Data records
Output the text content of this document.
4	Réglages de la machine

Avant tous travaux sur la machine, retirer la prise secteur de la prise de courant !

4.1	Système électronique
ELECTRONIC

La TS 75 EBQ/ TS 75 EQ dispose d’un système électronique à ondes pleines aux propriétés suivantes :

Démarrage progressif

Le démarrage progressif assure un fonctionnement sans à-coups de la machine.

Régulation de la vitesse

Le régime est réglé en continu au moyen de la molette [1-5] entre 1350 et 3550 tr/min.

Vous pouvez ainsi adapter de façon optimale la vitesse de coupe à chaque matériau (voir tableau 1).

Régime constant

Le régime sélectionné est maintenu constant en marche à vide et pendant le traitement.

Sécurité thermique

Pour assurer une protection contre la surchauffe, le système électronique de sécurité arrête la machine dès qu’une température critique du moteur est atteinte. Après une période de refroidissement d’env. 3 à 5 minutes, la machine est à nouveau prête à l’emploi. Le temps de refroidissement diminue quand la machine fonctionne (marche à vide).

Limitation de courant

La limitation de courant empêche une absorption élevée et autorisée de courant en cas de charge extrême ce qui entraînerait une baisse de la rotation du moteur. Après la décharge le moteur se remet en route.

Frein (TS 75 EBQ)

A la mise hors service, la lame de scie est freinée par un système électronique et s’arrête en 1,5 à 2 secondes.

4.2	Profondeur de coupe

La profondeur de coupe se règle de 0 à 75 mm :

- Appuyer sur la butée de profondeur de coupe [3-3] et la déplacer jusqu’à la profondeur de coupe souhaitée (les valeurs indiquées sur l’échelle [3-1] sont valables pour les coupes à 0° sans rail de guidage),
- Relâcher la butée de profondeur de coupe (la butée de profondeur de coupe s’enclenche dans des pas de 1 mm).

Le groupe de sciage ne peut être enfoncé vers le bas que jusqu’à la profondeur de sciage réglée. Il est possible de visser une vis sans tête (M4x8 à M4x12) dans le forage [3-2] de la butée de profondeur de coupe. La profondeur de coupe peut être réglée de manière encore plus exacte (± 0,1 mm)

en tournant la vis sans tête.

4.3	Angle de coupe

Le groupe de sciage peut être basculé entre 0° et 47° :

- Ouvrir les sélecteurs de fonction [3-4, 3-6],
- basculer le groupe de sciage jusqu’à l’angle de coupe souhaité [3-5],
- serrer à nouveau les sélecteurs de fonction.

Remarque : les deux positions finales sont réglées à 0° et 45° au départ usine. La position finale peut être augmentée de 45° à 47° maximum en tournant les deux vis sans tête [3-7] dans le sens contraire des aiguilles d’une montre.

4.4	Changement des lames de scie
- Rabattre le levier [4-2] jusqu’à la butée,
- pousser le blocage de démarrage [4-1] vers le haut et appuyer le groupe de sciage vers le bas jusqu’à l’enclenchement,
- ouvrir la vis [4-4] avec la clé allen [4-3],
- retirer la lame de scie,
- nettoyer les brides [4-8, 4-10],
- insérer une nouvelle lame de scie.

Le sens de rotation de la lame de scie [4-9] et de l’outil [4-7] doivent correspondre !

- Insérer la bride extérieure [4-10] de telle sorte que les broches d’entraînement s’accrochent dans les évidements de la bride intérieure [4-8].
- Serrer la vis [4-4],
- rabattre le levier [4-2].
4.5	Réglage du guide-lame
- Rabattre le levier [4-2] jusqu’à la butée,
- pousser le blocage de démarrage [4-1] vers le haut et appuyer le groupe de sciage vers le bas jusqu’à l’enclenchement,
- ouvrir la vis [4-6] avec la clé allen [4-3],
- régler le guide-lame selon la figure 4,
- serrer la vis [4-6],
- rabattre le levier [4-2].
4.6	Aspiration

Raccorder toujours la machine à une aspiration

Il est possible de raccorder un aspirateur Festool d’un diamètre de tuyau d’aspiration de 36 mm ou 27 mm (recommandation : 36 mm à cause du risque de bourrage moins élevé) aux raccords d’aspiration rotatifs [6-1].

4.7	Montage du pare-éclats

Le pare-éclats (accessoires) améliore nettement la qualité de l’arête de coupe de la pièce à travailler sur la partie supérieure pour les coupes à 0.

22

Set problem: In the records above, locate every line with the string "pare" and copy it.

Result of this task:
4.7	Montage du pare-éclats
Le pare-éclats (accessoires) améliore nettement la qualité de l’arête de coupe de la pièce à travailler sur la partie supérieure pour les coupes à 0.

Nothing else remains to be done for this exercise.